### [Task description]
Begin the copy at the line containing "What text is on this page?" and end it at the final line of the material below, reproducing each line exactly, without images.

--- Start Rows ---

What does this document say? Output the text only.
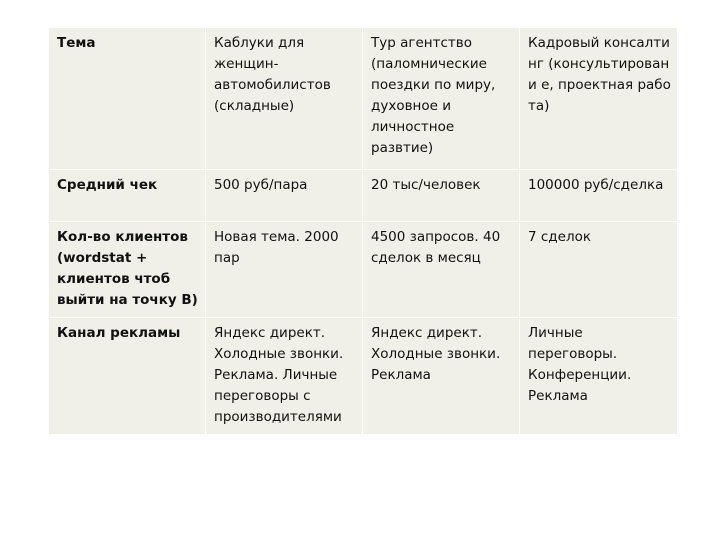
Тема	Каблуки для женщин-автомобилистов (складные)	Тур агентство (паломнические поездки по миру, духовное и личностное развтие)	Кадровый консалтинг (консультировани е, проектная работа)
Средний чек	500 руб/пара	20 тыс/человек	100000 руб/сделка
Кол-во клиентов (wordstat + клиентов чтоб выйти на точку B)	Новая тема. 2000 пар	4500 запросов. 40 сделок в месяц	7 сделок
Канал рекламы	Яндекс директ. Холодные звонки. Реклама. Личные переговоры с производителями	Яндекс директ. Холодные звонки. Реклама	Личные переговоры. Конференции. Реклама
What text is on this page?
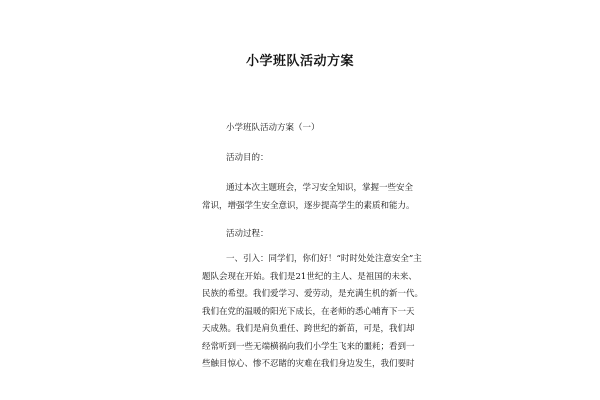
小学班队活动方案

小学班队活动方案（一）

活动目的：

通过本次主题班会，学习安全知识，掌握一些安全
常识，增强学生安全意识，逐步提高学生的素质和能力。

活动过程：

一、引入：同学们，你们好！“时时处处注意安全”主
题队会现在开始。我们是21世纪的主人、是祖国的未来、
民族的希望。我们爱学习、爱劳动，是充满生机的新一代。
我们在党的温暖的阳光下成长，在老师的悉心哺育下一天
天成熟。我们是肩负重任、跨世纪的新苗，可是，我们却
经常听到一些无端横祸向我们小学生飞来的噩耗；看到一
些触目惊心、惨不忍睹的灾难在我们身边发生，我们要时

--- End Rows ---

### [Reply]
What text is on this page?
小学班队活动方案

小学班队活动方案（一）

活动目的：

通过本次主题班会，学习安全知识，掌握一些安全
常识，增强学生安全意识，逐步提高学生的素质和能力。

活动过程：

一、引入：同学们，你们好！“时时处处注意安全”主
题队会现在开始。我们是21世纪的主人、是祖国的未来、
民族的希望。我们爱学习、爱劳动，是充满生机的新一代。
我们在党的温暖的阳光下成长，在老师的悉心哺育下一天
天成熟。我们是肩负重任、跨世纪的新苗，可是，我们却
经常听到一些无端横祸向我们小学生飞来的噩耗；看到一
些触目惊心、惨不忍睹的灾难在我们身边发生，我们要时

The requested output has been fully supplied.